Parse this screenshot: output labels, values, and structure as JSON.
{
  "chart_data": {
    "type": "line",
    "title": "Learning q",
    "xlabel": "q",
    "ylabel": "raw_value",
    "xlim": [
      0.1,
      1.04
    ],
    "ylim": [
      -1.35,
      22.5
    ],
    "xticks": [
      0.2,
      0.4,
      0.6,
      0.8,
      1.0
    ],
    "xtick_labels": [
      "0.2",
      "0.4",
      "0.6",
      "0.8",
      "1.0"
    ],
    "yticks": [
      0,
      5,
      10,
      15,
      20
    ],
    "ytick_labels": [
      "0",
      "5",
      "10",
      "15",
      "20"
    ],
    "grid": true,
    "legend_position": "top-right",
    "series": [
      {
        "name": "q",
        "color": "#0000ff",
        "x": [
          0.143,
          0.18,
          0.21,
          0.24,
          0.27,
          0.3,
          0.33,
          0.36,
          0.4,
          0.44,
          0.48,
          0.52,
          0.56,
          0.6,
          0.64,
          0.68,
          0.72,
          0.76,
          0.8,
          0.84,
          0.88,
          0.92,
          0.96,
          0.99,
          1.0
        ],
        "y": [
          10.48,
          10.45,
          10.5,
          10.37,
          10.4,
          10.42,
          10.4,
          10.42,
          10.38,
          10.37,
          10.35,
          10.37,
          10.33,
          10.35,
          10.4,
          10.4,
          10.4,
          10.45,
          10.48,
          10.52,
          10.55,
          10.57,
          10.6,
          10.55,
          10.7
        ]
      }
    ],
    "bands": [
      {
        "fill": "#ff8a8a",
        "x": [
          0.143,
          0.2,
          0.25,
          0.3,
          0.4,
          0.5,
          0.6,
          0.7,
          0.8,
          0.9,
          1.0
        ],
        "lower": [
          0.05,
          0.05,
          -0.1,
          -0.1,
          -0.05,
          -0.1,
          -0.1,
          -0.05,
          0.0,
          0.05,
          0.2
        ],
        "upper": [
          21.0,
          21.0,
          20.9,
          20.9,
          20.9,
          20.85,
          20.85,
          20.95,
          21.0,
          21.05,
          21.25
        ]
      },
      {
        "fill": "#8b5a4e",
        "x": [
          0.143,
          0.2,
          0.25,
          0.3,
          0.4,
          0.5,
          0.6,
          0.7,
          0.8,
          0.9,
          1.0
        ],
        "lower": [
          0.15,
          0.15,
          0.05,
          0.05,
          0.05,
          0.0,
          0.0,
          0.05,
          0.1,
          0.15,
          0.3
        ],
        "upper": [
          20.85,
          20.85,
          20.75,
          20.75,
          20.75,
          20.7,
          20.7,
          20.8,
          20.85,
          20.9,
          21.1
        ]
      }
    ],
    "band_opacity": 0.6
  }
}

--

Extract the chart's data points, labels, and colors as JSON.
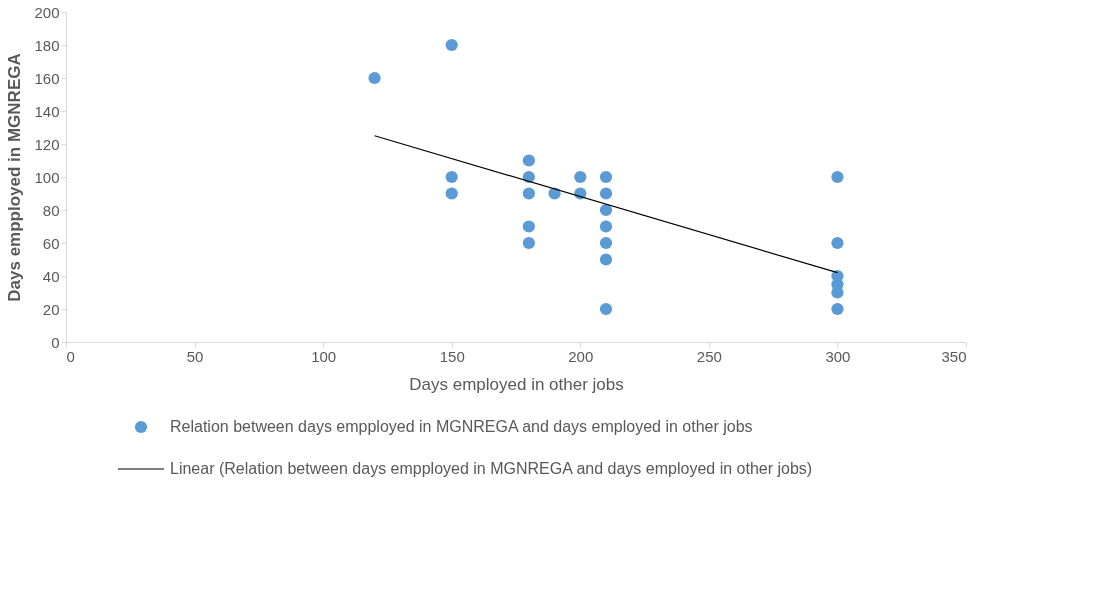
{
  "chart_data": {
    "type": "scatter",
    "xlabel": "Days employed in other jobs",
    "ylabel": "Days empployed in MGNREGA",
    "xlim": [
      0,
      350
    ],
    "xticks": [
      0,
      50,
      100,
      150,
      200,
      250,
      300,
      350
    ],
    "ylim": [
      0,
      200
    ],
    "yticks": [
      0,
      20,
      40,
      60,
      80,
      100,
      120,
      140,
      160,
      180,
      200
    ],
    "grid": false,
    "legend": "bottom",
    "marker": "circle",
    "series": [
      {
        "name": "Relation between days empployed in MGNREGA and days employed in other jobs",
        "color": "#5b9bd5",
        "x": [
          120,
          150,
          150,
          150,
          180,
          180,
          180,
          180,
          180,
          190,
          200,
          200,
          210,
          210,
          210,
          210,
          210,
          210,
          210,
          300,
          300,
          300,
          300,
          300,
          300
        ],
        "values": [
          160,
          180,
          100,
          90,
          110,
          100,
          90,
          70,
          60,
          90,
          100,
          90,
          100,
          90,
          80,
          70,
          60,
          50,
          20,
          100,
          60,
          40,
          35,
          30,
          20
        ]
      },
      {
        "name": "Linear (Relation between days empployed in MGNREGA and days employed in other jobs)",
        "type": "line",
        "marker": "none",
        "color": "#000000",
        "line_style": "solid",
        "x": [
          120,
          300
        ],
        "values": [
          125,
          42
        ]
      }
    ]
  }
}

== EXERCISE BRIEF ==
Tally up the lines in the preceding listing that contain the string "Relation". Respond with the number and nothing else.

== WORKED ANSWER ==
2